-- Begin Source material --
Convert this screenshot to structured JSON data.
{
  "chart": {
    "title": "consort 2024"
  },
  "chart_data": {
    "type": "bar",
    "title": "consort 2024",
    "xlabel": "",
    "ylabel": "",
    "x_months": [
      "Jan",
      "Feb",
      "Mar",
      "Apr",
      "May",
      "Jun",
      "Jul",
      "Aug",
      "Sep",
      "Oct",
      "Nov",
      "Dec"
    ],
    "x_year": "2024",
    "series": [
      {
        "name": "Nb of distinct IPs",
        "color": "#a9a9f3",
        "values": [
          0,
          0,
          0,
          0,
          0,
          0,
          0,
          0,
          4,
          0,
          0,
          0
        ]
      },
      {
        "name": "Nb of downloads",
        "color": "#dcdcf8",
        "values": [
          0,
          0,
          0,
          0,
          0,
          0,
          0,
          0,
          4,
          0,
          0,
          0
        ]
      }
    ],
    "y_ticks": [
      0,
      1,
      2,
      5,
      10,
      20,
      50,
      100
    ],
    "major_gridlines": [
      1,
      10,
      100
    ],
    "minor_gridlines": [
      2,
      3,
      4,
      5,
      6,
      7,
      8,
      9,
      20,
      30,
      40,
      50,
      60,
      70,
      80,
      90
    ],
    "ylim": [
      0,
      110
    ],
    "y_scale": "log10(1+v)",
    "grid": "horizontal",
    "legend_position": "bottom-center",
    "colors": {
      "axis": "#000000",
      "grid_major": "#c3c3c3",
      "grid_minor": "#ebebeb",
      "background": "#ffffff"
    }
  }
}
-- End Source material --
Extract every record. Keep wording exact.

Response.
Convert this screenshot to structured JSON data.
{
  "chart": {
    "title": "consort 2024"
  },
  "chart_data": {
    "type": "bar",
    "title": "consort 2024",
    "xlabel": "",
    "ylabel": "",
    "x_months": [
      "Jan",
      "Feb",
      "Mar",
      "Apr",
      "May",
      "Jun",
      "Jul",
      "Aug",
      "Sep",
      "Oct",
      "Nov",
      "Dec"
    ],
    "x_year": "2024",
    "series": [
      {
        "name": "Nb of distinct IPs",
        "color": "#a9a9f3",
        "values": [
          0,
          0,
          0,
          0,
          0,
          0,
          0,
          0,
          4,
          0,
          0,
          0
        ]
      },
      {
        "name": "Nb of downloads",
        "color": "#dcdcf8",
        "values": [
          0,
          0,
          0,
          0,
          0,
          0,
          0,
          0,
          4,
          0,
          0,
          0
        ]
      }
    ],
    "y_ticks": [
      0,
      1,
      2,
      5,
      10,
      20,
      50,
      100
    ],
    "major_gridlines": [
      1,
      10,
      100
    ],
    "minor_gridlines": [
      2,
      3,
      4,
      5,
      6,
      7,
      8,
      9,
      20,
      30,
      40,
      50,
      60,
      70,
      80,
      90
    ],
    "ylim": [
      0,
      110
    ],
    "y_scale": "log10(1+v)",
    "grid": "horizontal",
    "legend_position": "bottom-center",
    "colors": {
      "axis": "#000000",
      "grid_major": "#c3c3c3",
      "grid_minor": "#ebebeb",
      "background": "#ffffff"
    }
  }
}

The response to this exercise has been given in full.